AIM OF THE EXERCISE
Start at the line that contains "Convert this document image to plain text." in the listing below and extract every line through the last, exactly; leave pictures out.

⟨

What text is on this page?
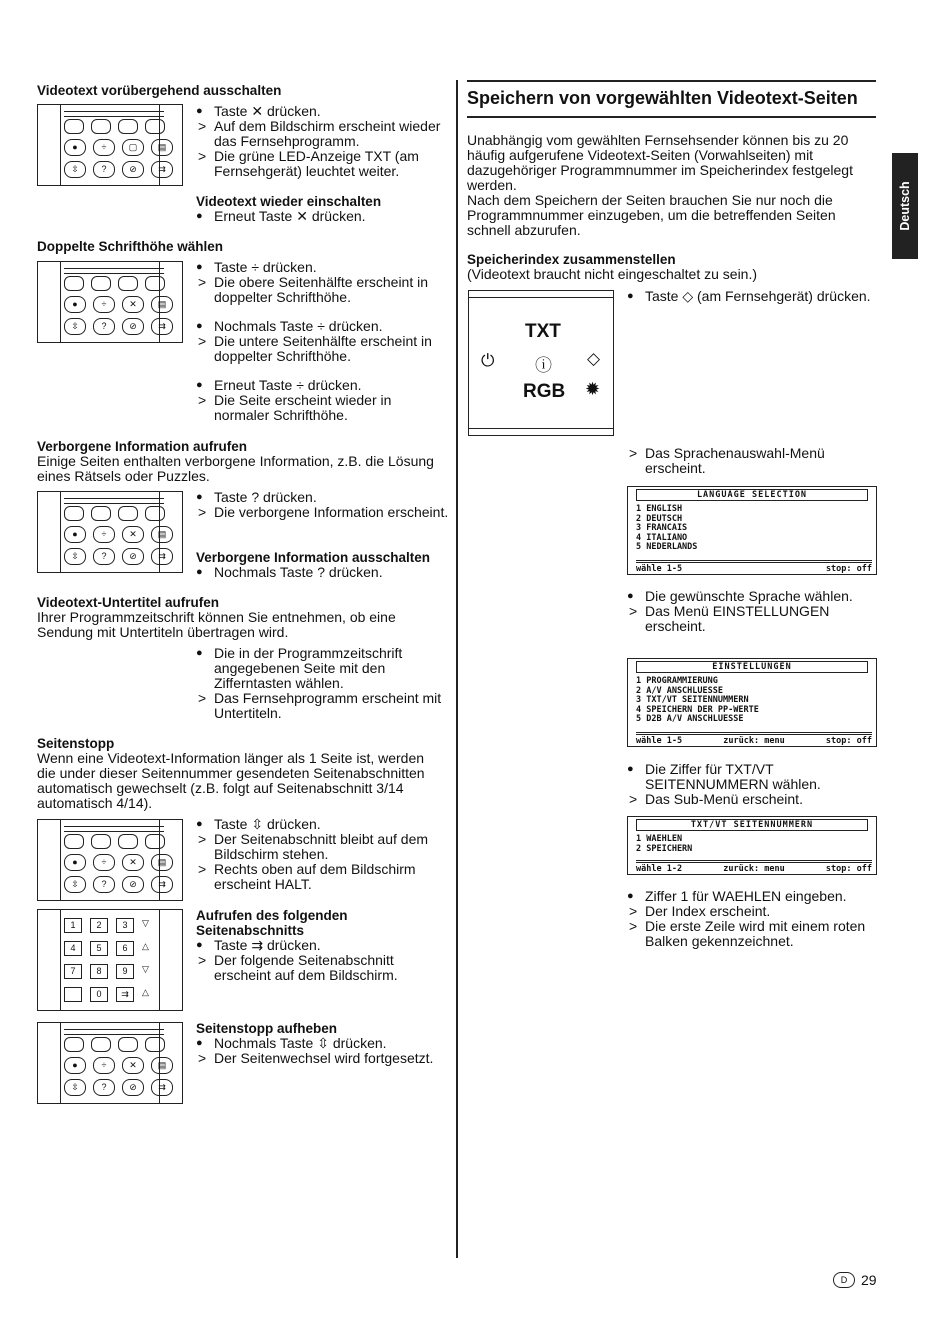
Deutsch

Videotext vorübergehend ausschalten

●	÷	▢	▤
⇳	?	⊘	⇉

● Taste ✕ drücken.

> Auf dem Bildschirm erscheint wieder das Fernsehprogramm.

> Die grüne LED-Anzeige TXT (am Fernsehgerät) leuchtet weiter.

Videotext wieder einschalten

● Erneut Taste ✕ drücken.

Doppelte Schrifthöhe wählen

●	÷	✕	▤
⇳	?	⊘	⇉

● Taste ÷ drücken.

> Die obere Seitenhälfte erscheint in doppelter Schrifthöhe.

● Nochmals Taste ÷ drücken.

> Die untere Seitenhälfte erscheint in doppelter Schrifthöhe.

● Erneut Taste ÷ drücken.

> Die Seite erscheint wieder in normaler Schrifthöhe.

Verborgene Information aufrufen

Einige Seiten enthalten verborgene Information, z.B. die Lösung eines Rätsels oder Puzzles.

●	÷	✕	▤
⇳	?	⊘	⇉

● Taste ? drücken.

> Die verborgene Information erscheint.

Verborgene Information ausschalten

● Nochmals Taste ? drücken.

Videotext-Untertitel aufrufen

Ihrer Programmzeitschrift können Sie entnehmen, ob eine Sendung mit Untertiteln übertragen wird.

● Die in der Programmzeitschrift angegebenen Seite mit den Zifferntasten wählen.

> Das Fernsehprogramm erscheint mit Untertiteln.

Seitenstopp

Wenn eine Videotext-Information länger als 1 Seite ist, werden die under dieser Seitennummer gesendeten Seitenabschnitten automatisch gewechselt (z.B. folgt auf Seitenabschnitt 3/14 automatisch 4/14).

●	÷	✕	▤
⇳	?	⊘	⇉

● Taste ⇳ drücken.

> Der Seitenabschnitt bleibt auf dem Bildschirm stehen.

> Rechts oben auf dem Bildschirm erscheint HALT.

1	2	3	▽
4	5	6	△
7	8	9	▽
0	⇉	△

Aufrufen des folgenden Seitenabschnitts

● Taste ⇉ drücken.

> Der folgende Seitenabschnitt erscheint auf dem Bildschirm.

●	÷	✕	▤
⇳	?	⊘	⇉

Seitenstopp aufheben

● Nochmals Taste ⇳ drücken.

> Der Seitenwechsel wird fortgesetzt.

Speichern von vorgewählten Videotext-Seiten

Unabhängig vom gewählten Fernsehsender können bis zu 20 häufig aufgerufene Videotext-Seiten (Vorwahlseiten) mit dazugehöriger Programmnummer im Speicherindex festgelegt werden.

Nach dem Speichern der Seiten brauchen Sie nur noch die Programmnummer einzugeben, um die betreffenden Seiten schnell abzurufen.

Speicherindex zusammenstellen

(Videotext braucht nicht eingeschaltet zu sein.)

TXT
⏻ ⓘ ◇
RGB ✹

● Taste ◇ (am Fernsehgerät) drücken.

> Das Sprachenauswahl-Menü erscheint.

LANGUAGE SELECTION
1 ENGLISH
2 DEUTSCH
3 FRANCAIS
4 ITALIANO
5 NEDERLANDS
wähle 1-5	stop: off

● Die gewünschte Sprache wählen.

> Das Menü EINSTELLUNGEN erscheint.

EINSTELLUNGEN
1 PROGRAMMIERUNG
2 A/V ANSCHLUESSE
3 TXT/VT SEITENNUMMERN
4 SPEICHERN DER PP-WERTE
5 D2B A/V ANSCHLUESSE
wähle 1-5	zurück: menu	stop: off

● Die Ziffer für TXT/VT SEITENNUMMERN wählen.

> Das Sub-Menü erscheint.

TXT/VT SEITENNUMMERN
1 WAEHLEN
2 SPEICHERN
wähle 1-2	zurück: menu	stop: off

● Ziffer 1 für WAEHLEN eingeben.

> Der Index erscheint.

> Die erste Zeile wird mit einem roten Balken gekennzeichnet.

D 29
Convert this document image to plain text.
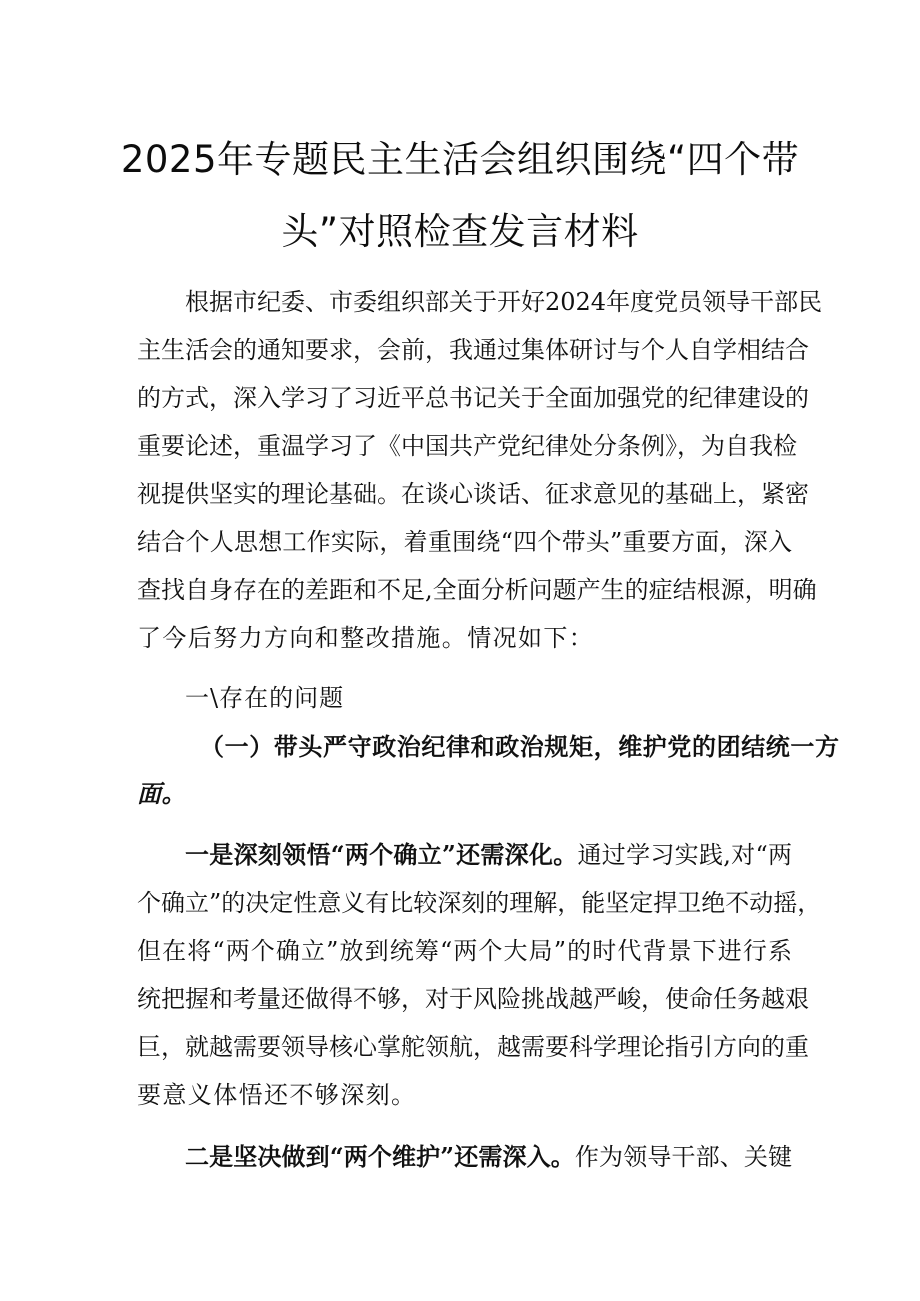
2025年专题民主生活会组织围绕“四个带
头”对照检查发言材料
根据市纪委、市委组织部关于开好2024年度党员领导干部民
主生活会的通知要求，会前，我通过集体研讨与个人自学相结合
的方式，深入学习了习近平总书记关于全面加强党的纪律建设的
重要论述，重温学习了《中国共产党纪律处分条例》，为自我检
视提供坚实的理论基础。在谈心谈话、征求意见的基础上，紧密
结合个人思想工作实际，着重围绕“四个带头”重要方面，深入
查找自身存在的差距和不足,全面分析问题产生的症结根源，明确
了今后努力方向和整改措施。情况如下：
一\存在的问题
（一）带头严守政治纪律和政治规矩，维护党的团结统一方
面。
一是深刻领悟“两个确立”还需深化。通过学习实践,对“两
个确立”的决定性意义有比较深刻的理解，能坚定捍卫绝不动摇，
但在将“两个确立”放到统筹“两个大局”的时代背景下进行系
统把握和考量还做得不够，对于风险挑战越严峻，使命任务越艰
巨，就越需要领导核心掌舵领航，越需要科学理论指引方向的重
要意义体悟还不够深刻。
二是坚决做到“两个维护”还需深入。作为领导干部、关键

⟩

COMPLETE ANSWER
Convert this document image to plain text.
2025年专题民主生活会组织围绕“四个带
头”对照检查发言材料
根据市纪委、市委组织部关于开好2024年度党员领导干部民
主生活会的通知要求，会前，我通过集体研讨与个人自学相结合
的方式，深入学习了习近平总书记关于全面加强党的纪律建设的
重要论述，重温学习了《中国共产党纪律处分条例》，为自我检
视提供坚实的理论基础。在谈心谈话、征求意见的基础上，紧密
结合个人思想工作实际，着重围绕“四个带头”重要方面，深入
查找自身存在的差距和不足,全面分析问题产生的症结根源，明确
了今后努力方向和整改措施。情况如下：
一\存在的问题
（一）带头严守政治纪律和政治规矩，维护党的团结统一方
面。
一是深刻领悟“两个确立”还需深化。通过学习实践,对“两
个确立”的决定性意义有比较深刻的理解，能坚定捍卫绝不动摇，
但在将“两个确立”放到统筹“两个大局”的时代背景下进行系
统把握和考量还做得不够，对于风险挑战越严峻，使命任务越艰
巨，就越需要领导核心掌舵领航，越需要科学理论指引方向的重
要意义体悟还不够深刻。
二是坚决做到“两个维护”还需深入。作为领导干部、关键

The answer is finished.